→ **To be done**
Output all the material that follows, exactly as given.
** Start Records for this exercise **
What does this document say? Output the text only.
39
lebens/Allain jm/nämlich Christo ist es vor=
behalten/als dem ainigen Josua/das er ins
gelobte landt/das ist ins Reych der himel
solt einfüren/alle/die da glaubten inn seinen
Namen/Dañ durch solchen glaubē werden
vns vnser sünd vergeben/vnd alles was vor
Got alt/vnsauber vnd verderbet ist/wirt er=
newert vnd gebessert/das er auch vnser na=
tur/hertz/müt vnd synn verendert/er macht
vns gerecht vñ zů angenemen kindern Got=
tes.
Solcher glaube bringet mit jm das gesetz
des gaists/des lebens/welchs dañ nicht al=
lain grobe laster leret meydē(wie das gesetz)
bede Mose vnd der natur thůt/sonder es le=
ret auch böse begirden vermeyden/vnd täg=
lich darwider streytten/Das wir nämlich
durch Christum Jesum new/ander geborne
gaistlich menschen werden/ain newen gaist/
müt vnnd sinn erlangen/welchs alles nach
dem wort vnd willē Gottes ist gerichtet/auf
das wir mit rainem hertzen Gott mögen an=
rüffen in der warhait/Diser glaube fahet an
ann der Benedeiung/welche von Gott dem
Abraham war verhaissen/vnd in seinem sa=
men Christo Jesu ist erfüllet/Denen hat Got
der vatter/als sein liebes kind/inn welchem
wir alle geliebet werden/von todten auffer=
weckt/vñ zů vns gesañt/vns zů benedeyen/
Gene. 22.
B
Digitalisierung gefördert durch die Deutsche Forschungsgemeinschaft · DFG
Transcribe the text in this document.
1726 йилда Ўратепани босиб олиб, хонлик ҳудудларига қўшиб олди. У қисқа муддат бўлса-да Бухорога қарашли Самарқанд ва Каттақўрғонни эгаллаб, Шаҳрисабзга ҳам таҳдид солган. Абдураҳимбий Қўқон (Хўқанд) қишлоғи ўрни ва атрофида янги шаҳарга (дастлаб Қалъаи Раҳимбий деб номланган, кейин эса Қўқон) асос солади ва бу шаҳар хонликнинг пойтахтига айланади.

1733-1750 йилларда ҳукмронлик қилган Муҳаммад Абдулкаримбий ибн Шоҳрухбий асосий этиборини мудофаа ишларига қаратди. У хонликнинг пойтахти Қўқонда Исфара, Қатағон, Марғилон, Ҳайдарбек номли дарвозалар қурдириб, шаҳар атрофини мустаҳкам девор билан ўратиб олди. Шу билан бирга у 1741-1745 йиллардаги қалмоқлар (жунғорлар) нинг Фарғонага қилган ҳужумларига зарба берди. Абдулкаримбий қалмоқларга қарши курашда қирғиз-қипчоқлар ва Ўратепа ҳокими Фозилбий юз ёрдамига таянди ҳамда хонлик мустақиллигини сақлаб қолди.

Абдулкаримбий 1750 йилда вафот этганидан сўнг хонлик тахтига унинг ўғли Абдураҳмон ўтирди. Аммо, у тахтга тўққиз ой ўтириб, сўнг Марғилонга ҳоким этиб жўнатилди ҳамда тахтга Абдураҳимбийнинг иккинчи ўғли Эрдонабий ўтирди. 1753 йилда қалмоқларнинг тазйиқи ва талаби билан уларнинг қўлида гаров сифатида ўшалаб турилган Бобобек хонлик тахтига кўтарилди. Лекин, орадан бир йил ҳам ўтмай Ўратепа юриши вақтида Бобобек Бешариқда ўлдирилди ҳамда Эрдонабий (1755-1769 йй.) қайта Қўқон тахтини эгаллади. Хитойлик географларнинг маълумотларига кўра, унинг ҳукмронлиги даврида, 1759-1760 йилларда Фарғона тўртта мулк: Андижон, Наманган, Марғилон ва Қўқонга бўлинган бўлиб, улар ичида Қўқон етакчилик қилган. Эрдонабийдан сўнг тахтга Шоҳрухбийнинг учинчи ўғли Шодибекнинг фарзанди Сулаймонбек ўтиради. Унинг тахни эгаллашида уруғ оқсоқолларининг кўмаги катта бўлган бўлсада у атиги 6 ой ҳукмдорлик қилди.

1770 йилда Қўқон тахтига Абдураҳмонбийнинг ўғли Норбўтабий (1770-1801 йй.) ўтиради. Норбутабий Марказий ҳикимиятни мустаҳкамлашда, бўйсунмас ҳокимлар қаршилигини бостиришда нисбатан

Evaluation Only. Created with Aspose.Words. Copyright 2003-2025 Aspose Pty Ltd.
** End Records for this exercise **
→ **Exercise solution**
What does this document say? Output the text only.
39
lebens/Allain jm/nämlich Christo ist es vor=
behalten/als dem ainigen Josua/das er ins
gelobte landt/das ist ins Reych der himel
solt einfüren/alle/die da glaubten inn seinen
Namen/Dañ durch solchen glaubē werden
vns vnser sünd vergeben/vnd alles was vor
Got alt/vnsauber vnd verderbet ist/wirt er=
newert vnd gebessert/das er auch vnser na=
tur/hertz/müt vnd synn verendert/er macht
vns gerecht vñ zů angenemen kindern Got=
tes.
Solcher glaube bringet mit jm das gesetz
des gaists/des lebens/welchs dañ nicht al=
lain grobe laster leret meydē(wie das gesetz)
bede Mose vnd der natur thůt/sonder es le=
ret auch böse begirden vermeyden/vnd täg=
lich darwider streytten/Das wir nämlich
durch Christum Jesum new/ander geborne
gaistlich menschen werden/ain newen gaist/
müt vnnd sinn erlangen/welchs alles nach
dem wort vnd willē Gottes ist gerichtet/auf
das wir mit rainem hertzen Gott mögen an=
rüffen in der warhait/Diser glaube fahet an
ann der Benedeiung/welche von Gott dem
Abraham war verhaissen/vnd in seinem sa=
men Christo Jesu ist erfüllet/Denen hat Got
der vatter/als sein liebes kind/inn welchem
wir alle geliebet werden/von todten auffer=
weckt/vñ zů vns gesañt/vns zů benedeyen/
Gene. 22.
B
Digitalisierung gefördert durch die Deutsche Forschungsgemeinschaft · DFG
Transcribe the text in this document.
1726 йилда Ўратепани босиб олиб, хонлик ҳудудларига қўшиб олди. У қисқа муддат бўлса-да Бухорога қарашли Самарқанд ва Каттақўрғонни эгаллаб, Шаҳрисабзга ҳам таҳдид солган. Абдураҳимбий Қўқон (Хўқанд) қишлоғи ўрни ва атрофида янги шаҳарга (дастлаб Қалъаи Раҳимбий деб номланган, кейин эса Қўқон) асос солади ва бу шаҳар хонликнинг пойтахтига айланади.

1733-1750 йилларда ҳукмронлик қилган Муҳаммад Абдулкаримбий ибн Шоҳрухбий асосий этиборини мудофаа ишларига қаратди. У хонликнинг пойтахти Қўқонда Исфара, Қатағон, Марғилон, Ҳайдарбек номли дарвозалар қурдириб, шаҳар атрофини мустаҳкам девор билан ўратиб олди. Шу билан бирга у 1741-1745 йиллардаги қалмоқлар (жунғорлар) нинг Фарғонага қилган ҳужумларига зарба берди. Абдулкаримбий қалмоқларга қарши курашда қирғиз-қипчоқлар ва Ўратепа ҳокими Фозилбий юз ёрдамига таянди ҳамда хонлик мустақиллигини сақлаб қолди.

Абдулкаримбий 1750 йилда вафот этганидан сўнг хонлик тахтига унинг ўғли Абдураҳмон ўтирди. Аммо, у тахтга тўққиз ой ўтириб, сўнг Марғилонга ҳоким этиб жўнатилди ҳамда тахтга Абдураҳимбийнинг иккинчи ўғли Эрдонабий ўтирди. 1753 йилда қалмоқларнинг тазйиқи ва талаби билан уларнинг қўлида гаров сифатида ўшалаб турилган Бобобек хонлик тахтига кўтарилди. Лекин, орадан бир йил ҳам ўтмай Ўратепа юриши вақтида Бобобек Бешариқда ўлдирилди ҳамда Эрдонабий (1755-1769 йй.) қайта Қўқон тахтини эгаллади. Хитойлик географларнинг маълумотларига кўра, унинг ҳукмронлиги даврида, 1759-1760 йилларда Фарғона тўртта мулк: Андижон, Наманган, Марғилон ва Қўқонга бўлинган бўлиб, улар ичида Қўқон етакчилик қилган. Эрдонабийдан сўнг тахтга Шоҳрухбийнинг учинчи ўғли Шодибекнинг фарзанди Сулаймонбек ўтиради. Унинг тахни эгаллашида уруғ оқсоқолларининг кўмаги катта бўлган бўлсада у атиги 6 ой ҳукмдорлик қилди.

1770 йилда Қўқон тахтига Абдураҳмонбийнинг ўғли Норбўтабий (1770-1801 йй.) ўтиради. Норбутабий Марказий ҳикимиятни мустаҳкамлашда, бўйсунмас ҳокимлар қаршилигини бостиришда нисбатан

Evaluation Only. Created with Aspose.Words. Copyright 2003-2025 Aspose Pty Ltd.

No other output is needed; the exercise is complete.